**Work required:**
Write out each line in which the string "appointment" is present.

**Provided material:**
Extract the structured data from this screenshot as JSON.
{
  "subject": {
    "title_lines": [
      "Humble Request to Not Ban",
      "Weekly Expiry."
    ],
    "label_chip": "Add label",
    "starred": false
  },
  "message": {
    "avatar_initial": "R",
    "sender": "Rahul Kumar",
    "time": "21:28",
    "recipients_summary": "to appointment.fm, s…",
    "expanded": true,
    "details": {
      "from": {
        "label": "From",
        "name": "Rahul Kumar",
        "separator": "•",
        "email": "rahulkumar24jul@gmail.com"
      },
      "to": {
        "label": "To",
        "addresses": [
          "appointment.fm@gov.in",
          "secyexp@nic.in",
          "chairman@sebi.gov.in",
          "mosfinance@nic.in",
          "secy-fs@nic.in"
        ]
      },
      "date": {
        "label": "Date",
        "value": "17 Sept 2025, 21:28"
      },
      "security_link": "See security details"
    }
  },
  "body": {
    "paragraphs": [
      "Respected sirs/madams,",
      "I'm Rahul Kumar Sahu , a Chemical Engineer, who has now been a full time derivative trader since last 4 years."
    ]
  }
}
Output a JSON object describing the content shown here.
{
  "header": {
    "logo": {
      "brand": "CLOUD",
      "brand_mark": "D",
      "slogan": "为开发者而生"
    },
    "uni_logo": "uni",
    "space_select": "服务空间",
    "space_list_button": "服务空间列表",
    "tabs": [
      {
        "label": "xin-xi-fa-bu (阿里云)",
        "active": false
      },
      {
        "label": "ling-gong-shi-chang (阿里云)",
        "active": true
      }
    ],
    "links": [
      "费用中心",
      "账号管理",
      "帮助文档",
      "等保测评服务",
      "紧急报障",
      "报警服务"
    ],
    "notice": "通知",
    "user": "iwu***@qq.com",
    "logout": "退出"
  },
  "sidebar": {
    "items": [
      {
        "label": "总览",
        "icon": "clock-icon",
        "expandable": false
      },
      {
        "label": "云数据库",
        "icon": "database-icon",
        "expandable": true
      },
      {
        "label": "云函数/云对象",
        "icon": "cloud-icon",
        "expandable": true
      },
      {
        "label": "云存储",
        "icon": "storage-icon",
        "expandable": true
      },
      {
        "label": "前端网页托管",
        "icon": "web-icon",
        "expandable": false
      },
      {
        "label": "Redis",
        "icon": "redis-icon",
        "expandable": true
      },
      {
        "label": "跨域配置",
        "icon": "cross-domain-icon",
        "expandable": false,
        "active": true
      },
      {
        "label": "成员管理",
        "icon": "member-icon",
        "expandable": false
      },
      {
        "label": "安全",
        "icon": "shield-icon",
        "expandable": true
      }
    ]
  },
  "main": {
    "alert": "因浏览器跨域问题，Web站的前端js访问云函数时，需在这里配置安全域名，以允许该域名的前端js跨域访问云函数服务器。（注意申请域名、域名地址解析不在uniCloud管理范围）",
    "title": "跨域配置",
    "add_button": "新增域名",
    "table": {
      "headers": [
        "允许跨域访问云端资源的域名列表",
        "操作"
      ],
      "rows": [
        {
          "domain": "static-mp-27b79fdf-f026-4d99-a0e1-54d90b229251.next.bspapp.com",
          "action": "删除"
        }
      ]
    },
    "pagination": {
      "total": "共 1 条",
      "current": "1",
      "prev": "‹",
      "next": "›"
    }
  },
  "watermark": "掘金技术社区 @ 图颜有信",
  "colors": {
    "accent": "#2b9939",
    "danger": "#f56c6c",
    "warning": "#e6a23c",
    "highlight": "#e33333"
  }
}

**Result of this task:**
    "recipients_summary": "to appointment.fm, s…",
          "appointment.fm@gov.in",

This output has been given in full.